======== Record set

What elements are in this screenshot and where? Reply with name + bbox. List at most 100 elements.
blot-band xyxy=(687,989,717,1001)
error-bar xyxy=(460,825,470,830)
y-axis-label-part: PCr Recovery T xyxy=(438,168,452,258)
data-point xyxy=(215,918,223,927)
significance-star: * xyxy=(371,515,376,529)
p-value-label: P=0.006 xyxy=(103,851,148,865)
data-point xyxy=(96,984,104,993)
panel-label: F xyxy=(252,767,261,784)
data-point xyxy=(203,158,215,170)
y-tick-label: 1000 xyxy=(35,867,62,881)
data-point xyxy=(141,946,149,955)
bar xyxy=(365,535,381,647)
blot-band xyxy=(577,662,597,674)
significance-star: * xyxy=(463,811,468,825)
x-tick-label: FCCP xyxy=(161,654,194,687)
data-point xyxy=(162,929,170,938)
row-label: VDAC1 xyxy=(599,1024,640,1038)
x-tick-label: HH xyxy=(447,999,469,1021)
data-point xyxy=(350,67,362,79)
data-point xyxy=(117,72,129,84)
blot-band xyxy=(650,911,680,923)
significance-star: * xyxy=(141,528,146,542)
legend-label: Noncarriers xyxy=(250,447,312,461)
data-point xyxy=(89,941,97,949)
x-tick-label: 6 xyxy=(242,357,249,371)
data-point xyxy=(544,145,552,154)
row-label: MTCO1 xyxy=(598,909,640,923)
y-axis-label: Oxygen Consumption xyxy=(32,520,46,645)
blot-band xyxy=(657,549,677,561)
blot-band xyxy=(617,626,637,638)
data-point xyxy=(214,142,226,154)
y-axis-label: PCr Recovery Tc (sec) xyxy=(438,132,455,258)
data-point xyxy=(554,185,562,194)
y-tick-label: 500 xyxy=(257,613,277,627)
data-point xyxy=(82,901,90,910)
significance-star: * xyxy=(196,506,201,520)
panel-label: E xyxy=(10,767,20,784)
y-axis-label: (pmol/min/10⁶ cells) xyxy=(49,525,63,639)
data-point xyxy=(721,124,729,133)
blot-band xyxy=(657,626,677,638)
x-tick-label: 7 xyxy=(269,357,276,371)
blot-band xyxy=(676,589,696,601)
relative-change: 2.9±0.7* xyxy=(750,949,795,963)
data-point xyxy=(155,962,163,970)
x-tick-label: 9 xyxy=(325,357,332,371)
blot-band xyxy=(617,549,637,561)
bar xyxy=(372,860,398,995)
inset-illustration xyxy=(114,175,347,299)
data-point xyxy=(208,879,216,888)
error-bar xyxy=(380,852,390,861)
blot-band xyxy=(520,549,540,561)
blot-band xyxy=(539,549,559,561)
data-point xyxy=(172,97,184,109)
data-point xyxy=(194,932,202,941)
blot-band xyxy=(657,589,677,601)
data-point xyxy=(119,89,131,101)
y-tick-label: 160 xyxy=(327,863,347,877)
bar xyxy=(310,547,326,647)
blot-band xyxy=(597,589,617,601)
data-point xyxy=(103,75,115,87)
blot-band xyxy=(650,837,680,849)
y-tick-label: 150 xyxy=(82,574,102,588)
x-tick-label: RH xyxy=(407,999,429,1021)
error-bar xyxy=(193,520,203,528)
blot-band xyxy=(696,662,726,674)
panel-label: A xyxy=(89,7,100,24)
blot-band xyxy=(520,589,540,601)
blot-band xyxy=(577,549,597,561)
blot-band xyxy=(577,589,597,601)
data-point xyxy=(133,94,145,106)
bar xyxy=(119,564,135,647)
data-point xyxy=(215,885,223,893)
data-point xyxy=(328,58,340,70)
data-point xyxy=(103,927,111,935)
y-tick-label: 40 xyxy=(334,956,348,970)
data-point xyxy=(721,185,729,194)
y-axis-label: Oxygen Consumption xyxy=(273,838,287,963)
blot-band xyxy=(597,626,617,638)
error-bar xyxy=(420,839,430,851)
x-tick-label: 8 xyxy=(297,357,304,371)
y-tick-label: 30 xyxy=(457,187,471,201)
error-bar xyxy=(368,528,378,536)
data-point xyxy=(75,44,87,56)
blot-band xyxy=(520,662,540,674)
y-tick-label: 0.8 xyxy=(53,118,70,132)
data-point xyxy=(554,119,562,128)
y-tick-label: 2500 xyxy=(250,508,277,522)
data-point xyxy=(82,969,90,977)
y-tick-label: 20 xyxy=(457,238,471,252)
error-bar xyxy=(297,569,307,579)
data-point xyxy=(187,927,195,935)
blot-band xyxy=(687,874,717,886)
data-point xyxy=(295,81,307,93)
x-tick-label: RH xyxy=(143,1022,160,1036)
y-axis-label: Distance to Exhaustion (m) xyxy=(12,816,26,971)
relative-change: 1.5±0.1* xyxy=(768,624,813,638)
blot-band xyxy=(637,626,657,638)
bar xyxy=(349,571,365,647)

================

*Brief*:
If a line of the records above contains the word "panel", count it; then give the total and nothing more.

*Task response*:
3